Scan the material and copy every line in which "screenshot" appears.
_ _ _ _ _
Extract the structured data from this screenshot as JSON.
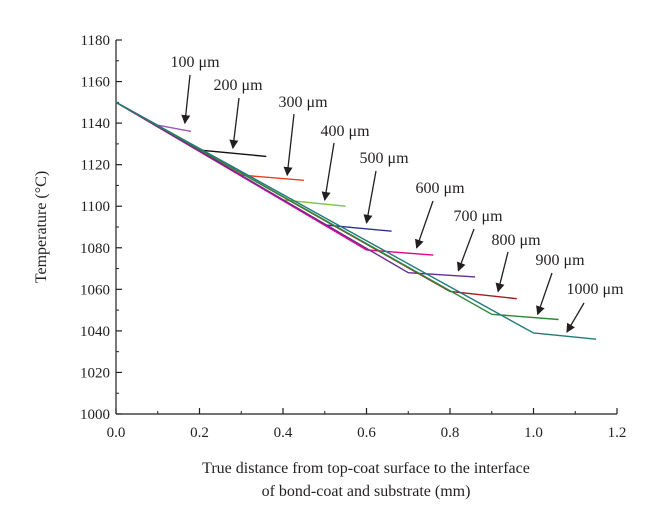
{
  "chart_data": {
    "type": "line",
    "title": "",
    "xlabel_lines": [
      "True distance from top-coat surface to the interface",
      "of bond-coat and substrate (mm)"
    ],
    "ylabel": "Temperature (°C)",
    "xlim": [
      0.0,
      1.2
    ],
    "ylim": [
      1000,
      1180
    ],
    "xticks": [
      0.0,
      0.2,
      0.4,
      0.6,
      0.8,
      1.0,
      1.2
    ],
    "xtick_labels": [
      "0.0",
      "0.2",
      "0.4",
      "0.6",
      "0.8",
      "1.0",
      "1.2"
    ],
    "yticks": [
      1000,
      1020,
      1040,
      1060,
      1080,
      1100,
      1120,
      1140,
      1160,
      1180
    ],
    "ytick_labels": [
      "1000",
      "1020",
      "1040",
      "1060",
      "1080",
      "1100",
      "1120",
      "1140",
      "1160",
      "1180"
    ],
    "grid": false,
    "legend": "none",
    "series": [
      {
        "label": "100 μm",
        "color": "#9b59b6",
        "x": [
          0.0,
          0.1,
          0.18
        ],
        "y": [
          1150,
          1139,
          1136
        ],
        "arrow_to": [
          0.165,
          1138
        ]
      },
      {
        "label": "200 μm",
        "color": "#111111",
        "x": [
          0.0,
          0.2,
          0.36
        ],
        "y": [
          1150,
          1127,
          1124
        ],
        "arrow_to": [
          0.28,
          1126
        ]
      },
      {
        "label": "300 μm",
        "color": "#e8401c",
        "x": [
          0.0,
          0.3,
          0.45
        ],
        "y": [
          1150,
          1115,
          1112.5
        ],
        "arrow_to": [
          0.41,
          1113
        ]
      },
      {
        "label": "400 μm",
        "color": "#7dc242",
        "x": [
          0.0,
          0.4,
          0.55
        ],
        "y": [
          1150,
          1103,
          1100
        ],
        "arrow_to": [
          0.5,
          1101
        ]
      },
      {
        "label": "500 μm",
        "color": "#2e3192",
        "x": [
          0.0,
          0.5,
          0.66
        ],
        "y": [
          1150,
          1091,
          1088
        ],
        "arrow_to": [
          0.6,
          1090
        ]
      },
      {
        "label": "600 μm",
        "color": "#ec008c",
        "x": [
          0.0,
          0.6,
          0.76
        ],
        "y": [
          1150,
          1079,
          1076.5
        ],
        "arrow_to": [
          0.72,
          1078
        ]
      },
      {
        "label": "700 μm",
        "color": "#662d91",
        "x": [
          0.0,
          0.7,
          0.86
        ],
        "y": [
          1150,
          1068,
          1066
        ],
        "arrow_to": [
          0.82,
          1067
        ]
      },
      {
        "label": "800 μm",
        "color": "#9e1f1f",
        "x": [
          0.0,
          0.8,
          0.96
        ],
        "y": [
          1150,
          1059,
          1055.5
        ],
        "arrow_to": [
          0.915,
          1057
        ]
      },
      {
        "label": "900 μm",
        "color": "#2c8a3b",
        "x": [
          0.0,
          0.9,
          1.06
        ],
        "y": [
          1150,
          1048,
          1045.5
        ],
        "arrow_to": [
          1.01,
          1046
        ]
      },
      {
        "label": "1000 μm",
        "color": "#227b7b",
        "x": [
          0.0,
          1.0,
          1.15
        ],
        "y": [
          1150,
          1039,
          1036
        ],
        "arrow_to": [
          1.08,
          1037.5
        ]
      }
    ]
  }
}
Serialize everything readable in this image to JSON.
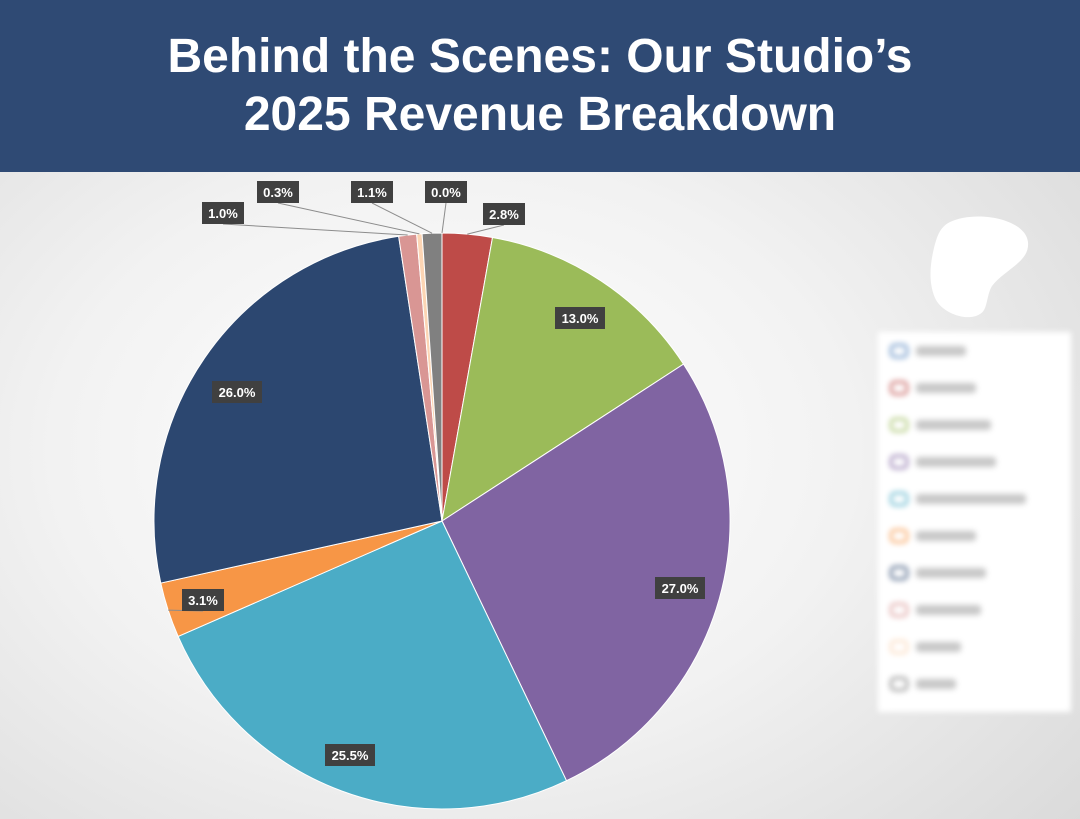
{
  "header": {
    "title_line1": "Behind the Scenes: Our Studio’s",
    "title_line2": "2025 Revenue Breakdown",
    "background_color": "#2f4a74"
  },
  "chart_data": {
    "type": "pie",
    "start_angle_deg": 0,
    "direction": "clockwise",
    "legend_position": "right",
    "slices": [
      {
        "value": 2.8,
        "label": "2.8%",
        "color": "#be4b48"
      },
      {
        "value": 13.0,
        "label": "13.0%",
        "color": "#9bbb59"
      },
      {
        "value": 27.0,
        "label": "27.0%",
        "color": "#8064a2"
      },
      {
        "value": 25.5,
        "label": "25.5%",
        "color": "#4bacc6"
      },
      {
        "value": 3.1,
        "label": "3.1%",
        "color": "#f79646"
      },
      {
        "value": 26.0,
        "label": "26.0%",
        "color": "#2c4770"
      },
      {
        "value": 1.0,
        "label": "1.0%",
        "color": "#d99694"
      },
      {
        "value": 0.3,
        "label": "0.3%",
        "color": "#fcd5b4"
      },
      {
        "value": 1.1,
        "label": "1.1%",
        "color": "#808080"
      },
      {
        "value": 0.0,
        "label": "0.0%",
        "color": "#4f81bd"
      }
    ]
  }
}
_ _ _ _ _
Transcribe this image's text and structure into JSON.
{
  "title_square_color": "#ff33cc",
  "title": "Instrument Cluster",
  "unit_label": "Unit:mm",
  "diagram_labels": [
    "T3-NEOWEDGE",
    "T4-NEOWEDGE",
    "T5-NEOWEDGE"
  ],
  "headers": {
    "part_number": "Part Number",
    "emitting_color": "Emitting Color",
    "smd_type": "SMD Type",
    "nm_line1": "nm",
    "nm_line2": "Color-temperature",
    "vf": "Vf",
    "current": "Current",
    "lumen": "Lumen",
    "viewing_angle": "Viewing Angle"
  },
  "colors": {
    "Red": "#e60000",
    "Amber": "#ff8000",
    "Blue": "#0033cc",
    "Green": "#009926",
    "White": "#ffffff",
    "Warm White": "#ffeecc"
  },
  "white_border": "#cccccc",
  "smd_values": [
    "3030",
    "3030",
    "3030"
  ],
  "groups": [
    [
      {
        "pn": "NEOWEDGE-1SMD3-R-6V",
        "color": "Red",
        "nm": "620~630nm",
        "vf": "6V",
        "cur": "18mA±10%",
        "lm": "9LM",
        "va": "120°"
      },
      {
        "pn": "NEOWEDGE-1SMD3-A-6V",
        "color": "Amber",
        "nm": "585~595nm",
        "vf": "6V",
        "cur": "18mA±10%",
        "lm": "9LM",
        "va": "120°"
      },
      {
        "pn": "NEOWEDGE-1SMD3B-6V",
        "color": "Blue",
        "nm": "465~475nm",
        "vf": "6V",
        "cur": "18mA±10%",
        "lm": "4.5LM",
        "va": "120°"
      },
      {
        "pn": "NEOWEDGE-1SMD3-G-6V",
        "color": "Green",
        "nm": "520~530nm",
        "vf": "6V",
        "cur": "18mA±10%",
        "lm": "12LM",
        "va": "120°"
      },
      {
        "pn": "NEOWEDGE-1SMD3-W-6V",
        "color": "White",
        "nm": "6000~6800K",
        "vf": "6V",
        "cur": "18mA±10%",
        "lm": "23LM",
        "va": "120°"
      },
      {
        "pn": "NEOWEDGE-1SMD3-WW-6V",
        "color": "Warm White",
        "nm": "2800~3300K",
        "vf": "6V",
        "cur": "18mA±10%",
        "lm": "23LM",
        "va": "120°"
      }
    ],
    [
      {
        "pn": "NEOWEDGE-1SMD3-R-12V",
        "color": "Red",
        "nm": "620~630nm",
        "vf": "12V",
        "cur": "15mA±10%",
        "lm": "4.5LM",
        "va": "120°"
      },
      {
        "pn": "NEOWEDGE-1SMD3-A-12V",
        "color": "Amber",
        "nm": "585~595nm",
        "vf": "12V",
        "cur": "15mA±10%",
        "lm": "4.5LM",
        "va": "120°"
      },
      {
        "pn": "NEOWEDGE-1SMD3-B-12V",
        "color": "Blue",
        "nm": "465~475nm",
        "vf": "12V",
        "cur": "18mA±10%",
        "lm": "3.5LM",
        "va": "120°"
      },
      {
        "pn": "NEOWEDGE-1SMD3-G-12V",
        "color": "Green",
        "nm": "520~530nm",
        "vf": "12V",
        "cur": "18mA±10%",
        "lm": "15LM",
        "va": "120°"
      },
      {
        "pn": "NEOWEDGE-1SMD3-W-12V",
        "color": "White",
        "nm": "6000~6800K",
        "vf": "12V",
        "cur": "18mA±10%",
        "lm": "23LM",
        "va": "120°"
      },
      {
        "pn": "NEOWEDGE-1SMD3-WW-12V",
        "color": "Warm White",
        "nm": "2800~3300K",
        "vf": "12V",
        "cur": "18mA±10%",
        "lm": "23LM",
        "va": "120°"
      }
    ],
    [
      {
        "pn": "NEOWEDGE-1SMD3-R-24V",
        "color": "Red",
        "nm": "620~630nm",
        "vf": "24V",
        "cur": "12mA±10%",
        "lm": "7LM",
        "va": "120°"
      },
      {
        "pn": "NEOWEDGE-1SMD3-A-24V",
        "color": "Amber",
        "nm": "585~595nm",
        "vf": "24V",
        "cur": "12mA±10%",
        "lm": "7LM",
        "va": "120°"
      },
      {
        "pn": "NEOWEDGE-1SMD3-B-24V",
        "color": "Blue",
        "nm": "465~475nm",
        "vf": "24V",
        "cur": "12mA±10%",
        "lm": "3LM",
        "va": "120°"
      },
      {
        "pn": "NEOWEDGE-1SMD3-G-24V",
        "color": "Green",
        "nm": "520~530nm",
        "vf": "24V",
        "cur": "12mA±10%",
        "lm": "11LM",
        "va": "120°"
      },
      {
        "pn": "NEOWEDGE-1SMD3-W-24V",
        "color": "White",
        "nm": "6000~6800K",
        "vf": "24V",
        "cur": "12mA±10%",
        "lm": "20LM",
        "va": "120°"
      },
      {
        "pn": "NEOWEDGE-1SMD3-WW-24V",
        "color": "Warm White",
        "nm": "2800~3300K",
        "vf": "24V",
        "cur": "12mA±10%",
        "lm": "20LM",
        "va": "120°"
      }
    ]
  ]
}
_ _ _ _ _
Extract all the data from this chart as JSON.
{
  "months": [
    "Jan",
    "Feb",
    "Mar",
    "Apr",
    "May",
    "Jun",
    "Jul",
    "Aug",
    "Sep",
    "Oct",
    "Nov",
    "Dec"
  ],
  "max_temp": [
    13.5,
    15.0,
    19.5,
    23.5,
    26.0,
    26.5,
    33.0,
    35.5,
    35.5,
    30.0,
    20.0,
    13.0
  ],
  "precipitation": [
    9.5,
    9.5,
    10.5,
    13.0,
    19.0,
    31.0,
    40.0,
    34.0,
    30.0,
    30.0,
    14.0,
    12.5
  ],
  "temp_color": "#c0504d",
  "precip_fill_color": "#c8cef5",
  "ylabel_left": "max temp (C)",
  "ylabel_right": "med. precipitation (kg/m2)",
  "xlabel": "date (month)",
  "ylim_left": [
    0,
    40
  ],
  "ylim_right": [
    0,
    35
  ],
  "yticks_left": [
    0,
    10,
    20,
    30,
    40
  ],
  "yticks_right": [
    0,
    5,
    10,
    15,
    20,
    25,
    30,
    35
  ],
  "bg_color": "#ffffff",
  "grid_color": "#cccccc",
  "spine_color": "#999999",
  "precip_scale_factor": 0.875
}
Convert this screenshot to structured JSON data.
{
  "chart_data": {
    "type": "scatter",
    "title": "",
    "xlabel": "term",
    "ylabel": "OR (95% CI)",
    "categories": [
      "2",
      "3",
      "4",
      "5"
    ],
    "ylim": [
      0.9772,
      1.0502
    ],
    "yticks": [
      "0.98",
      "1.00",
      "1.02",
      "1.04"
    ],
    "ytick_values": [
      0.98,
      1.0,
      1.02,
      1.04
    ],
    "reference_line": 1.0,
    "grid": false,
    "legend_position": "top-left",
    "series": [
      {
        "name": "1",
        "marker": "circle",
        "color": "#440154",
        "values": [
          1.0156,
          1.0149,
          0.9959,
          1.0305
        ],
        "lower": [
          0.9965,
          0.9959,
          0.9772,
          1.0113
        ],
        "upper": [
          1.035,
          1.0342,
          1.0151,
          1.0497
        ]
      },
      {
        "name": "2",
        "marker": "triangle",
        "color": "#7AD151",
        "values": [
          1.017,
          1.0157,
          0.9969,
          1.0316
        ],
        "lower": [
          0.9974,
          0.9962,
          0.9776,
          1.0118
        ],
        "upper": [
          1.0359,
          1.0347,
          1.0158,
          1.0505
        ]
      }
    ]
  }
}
_ _ _ _ _
=== Answer for the task ===
Extract the structured data from this screenshot as JSON.
Convert this screenshot to structured JSON data.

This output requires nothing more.